## Stated problem
Extract the final stretch of the data: the line that contains "Give me the" and every line after it, unaltered, and no other lines.

## The input
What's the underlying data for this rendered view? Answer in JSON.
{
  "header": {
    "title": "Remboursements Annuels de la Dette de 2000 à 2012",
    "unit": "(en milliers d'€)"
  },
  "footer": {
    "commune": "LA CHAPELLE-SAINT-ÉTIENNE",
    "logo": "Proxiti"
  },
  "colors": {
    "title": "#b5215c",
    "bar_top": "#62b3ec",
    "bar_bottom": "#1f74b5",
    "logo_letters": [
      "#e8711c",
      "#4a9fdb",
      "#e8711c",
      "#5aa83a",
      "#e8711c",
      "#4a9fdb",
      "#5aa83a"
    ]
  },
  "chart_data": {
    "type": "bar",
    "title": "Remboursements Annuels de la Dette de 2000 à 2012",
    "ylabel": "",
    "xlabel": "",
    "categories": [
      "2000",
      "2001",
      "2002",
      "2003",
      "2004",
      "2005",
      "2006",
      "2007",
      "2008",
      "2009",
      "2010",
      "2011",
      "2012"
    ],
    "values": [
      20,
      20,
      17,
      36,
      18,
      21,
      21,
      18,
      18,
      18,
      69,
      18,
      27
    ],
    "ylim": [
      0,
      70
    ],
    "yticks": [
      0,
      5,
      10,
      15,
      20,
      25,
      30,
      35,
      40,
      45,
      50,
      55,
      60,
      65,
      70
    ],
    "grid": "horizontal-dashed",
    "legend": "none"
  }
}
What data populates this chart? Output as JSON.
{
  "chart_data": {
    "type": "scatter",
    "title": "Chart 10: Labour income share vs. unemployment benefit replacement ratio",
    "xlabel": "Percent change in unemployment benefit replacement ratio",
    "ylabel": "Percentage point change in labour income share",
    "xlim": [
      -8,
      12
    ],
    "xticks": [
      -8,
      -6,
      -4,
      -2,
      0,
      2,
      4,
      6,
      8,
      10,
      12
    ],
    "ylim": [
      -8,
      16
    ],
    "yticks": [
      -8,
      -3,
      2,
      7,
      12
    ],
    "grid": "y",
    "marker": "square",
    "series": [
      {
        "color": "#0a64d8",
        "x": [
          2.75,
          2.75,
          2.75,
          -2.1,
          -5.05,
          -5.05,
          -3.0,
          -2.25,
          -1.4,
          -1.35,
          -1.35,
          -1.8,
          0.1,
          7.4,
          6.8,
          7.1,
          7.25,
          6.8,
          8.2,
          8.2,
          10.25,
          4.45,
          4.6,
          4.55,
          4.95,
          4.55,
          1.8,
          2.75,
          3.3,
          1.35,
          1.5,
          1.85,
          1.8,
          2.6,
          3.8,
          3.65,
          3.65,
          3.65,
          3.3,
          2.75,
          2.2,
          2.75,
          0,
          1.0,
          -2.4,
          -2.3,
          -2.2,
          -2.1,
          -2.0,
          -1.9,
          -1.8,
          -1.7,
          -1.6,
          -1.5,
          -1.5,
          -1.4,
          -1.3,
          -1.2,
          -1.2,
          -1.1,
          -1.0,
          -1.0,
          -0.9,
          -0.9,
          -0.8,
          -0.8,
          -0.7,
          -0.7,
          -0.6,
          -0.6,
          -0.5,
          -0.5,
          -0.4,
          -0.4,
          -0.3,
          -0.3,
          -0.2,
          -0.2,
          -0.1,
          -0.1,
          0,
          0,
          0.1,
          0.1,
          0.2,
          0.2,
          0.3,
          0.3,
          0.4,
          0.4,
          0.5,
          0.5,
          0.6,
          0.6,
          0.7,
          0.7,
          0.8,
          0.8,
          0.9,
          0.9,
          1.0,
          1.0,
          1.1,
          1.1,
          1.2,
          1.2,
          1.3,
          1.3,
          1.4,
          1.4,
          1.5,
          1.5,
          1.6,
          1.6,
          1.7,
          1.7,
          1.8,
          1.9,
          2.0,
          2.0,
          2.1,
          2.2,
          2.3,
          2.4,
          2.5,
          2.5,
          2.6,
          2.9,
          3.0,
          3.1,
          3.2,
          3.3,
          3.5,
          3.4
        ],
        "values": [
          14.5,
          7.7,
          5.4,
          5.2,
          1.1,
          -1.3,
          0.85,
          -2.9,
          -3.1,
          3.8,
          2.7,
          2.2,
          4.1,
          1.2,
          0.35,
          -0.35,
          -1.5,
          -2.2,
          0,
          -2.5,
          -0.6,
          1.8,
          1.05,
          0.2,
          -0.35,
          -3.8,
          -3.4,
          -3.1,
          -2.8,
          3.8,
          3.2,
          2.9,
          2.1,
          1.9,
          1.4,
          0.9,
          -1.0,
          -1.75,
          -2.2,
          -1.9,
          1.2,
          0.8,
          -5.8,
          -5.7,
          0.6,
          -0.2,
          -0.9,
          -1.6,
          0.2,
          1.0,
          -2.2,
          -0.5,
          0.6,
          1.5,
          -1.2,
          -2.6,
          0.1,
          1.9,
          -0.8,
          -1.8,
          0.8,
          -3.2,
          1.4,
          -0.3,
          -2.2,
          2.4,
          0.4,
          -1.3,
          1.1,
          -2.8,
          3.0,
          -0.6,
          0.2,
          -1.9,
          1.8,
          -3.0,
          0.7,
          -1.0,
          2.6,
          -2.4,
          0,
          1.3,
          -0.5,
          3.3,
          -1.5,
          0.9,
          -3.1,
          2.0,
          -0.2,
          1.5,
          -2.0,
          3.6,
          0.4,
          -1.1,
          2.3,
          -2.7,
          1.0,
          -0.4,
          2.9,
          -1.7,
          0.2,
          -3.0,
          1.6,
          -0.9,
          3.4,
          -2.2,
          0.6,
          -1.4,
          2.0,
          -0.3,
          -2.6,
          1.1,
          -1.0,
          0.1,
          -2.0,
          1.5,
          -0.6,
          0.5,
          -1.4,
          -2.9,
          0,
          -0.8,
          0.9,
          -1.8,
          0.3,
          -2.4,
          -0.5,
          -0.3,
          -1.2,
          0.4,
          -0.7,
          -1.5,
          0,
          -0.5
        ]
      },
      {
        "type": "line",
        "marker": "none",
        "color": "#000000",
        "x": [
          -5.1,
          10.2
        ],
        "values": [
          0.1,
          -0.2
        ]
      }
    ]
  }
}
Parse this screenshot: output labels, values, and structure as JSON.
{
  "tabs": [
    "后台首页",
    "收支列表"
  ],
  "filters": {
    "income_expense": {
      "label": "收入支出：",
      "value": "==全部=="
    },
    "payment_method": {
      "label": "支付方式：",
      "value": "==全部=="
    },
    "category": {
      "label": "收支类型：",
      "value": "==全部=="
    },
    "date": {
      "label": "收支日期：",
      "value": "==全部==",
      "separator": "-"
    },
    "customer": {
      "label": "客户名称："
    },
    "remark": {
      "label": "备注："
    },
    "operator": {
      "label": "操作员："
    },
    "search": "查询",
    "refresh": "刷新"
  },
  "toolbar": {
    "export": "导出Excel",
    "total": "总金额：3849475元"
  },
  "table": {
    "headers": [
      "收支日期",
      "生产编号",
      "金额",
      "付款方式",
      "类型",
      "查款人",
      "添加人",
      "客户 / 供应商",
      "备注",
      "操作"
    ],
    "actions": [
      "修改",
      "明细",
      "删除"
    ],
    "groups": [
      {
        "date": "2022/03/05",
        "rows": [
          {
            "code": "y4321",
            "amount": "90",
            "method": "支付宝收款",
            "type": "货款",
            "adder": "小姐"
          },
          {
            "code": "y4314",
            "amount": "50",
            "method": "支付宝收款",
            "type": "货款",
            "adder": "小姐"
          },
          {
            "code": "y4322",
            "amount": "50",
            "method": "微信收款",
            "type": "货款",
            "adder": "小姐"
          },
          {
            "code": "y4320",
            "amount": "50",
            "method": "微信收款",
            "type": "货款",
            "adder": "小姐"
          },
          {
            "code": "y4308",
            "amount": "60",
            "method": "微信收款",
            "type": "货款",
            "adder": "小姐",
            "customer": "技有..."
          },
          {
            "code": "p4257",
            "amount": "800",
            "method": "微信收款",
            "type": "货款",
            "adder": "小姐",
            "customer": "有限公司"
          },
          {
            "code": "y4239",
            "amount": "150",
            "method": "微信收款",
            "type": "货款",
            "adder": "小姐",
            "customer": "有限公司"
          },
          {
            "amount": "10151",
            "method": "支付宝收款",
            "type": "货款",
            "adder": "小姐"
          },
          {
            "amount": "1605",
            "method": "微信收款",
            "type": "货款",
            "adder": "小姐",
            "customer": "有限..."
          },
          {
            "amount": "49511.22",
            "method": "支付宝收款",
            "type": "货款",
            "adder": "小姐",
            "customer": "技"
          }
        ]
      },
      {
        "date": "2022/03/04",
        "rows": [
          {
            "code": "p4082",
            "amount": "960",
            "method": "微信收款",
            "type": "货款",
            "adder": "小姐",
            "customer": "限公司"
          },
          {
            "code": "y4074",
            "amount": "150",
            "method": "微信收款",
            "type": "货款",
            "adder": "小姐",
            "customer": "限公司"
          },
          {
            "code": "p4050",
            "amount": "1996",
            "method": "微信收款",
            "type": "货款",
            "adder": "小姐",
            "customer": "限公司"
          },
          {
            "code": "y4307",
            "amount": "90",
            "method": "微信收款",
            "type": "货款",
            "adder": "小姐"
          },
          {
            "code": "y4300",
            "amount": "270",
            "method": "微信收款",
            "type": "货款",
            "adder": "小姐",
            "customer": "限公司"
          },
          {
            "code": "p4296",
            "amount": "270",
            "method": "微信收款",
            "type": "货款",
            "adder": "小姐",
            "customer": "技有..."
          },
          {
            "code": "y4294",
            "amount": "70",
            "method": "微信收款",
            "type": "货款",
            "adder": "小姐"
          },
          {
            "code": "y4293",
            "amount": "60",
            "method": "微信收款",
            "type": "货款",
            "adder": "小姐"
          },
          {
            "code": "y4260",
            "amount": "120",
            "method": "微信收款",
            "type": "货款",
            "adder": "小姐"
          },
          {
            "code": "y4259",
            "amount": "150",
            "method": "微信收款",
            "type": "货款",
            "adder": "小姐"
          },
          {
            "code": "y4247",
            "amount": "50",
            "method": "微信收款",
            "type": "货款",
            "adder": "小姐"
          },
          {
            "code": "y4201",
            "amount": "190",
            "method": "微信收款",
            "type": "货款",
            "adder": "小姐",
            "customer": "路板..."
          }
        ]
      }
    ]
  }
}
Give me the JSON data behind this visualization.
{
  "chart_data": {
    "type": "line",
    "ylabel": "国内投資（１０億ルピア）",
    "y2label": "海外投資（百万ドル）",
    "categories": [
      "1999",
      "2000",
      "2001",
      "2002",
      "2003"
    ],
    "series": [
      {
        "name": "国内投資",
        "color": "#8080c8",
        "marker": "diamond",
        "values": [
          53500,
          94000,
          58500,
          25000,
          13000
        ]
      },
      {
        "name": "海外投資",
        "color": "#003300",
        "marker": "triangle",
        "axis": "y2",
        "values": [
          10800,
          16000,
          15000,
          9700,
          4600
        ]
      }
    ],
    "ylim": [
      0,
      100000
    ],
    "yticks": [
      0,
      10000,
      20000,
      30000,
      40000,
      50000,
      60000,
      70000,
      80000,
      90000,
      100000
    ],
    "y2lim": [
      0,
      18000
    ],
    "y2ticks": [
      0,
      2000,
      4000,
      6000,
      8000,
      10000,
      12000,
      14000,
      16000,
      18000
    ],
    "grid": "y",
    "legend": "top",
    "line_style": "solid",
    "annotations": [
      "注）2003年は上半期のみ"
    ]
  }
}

## Correct response
Give me the JSON data behind this visualization.
{
  "chart_data": {
    "type": "line",
    "ylabel": "国内投資（１０億ルピア）",
    "y2label": "海外投資（百万ドル）",
    "categories": [
      "1999",
      "2000",
      "2001",
      "2002",
      "2003"
    ],
    "series": [
      {
        "name": "国内投資",
        "color": "#8080c8",
        "marker": "diamond",
        "values": [
          53500,
          94000,
          58500,
          25000,
          13000
        ]
      },
      {
        "name": "海外投資",
        "color": "#003300",
        "marker": "triangle",
        "axis": "y2",
        "values": [
          10800,
          16000,
          15000,
          9700,
          4600
        ]
      }
    ],
    "ylim": [
      0,
      100000
    ],
    "yticks": [
      0,
      10000,
      20000,
      30000,
      40000,
      50000,
      60000,
      70000,
      80000,
      90000,
      100000
    ],
    "y2lim": [
      0,
      18000
    ],
    "y2ticks": [
      0,
      2000,
      4000,
      6000,
      8000,
      10000,
      12000,
      14000,
      16000,
      18000
    ],
    "grid": "y",
    "legend": "top",
    "line_style": "solid",
    "annotations": [
      "注）2003年は上半期のみ"
    ]
  }
}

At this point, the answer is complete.